Requirements
Reproduce the material word for word; the images stay out.

↓↓↓

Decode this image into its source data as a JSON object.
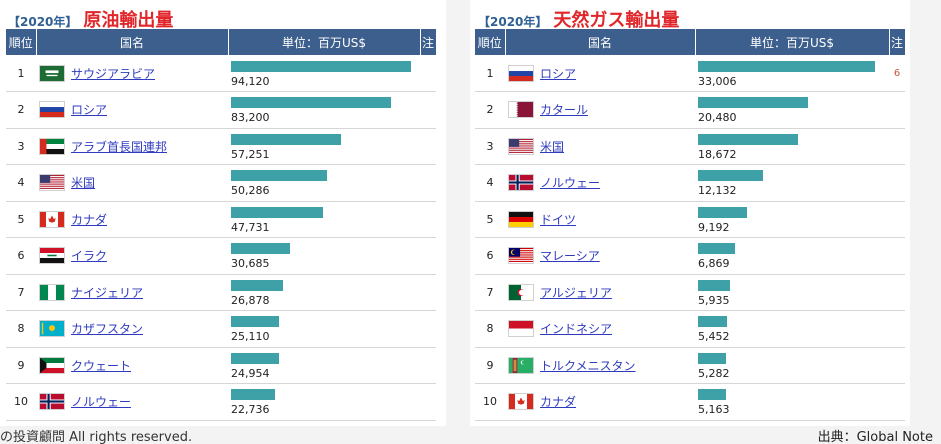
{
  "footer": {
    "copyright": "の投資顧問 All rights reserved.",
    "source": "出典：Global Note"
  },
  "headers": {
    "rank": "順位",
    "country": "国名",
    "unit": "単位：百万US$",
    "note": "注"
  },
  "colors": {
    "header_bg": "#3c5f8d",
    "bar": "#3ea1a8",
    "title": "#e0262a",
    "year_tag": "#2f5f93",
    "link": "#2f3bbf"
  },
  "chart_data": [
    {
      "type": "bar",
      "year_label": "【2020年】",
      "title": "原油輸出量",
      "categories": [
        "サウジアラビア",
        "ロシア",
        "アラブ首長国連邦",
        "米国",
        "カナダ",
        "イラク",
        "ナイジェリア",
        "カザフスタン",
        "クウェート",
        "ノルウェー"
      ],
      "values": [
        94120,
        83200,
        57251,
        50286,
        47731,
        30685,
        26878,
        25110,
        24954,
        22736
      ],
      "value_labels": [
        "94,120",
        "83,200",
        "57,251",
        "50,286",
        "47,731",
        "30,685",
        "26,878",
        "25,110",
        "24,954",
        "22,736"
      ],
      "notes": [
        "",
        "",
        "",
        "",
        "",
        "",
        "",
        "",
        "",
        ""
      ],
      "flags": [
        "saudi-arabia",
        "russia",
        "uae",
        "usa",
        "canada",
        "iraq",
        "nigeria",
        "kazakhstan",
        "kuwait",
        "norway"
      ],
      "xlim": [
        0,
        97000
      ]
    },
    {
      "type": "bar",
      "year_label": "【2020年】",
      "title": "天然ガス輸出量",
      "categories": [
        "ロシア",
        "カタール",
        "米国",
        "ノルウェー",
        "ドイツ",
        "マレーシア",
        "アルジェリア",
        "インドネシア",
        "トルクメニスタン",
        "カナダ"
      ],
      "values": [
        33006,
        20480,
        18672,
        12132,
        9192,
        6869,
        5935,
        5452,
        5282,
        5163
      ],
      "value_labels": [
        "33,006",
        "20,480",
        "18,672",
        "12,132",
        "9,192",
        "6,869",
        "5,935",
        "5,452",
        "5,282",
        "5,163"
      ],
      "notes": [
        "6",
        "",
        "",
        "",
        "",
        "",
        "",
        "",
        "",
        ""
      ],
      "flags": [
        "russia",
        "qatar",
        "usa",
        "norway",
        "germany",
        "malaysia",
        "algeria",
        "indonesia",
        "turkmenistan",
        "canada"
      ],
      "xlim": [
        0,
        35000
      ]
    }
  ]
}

↑↑↑

Expected output
Decode this image into its source data as a JSON object.
{
  "footer": {
    "copyright": "の投資顧問 All rights reserved.",
    "source": "出典：Global Note"
  },
  "headers": {
    "rank": "順位",
    "country": "国名",
    "unit": "単位：百万US$",
    "note": "注"
  },
  "colors": {
    "header_bg": "#3c5f8d",
    "bar": "#3ea1a8",
    "title": "#e0262a",
    "year_tag": "#2f5f93",
    "link": "#2f3bbf"
  },
  "chart_data": [
    {
      "type": "bar",
      "year_label": "【2020年】",
      "title": "原油輸出量",
      "categories": [
        "サウジアラビア",
        "ロシア",
        "アラブ首長国連邦",
        "米国",
        "カナダ",
        "イラク",
        "ナイジェリア",
        "カザフスタン",
        "クウェート",
        "ノルウェー"
      ],
      "values": [
        94120,
        83200,
        57251,
        50286,
        47731,
        30685,
        26878,
        25110,
        24954,
        22736
      ],
      "value_labels": [
        "94,120",
        "83,200",
        "57,251",
        "50,286",
        "47,731",
        "30,685",
        "26,878",
        "25,110",
        "24,954",
        "22,736"
      ],
      "notes": [
        "",
        "",
        "",
        "",
        "",
        "",
        "",
        "",
        "",
        ""
      ],
      "flags": [
        "saudi-arabia",
        "russia",
        "uae",
        "usa",
        "canada",
        "iraq",
        "nigeria",
        "kazakhstan",
        "kuwait",
        "norway"
      ],
      "xlim": [
        0,
        97000
      ]
    },
    {
      "type": "bar",
      "year_label": "【2020年】",
      "title": "天然ガス輸出量",
      "categories": [
        "ロシア",
        "カタール",
        "米国",
        "ノルウェー",
        "ドイツ",
        "マレーシア",
        "アルジェリア",
        "インドネシア",
        "トルクメニスタン",
        "カナダ"
      ],
      "values": [
        33006,
        20480,
        18672,
        12132,
        9192,
        6869,
        5935,
        5452,
        5282,
        5163
      ],
      "value_labels": [
        "33,006",
        "20,480",
        "18,672",
        "12,132",
        "9,192",
        "6,869",
        "5,935",
        "5,452",
        "5,282",
        "5,163"
      ],
      "notes": [
        "6",
        "",
        "",
        "",
        "",
        "",
        "",
        "",
        "",
        ""
      ],
      "flags": [
        "russia",
        "qatar",
        "usa",
        "norway",
        "germany",
        "malaysia",
        "algeria",
        "indonesia",
        "turkmenistan",
        "canada"
      ],
      "xlim": [
        0,
        35000
      ]
    }
  ]
}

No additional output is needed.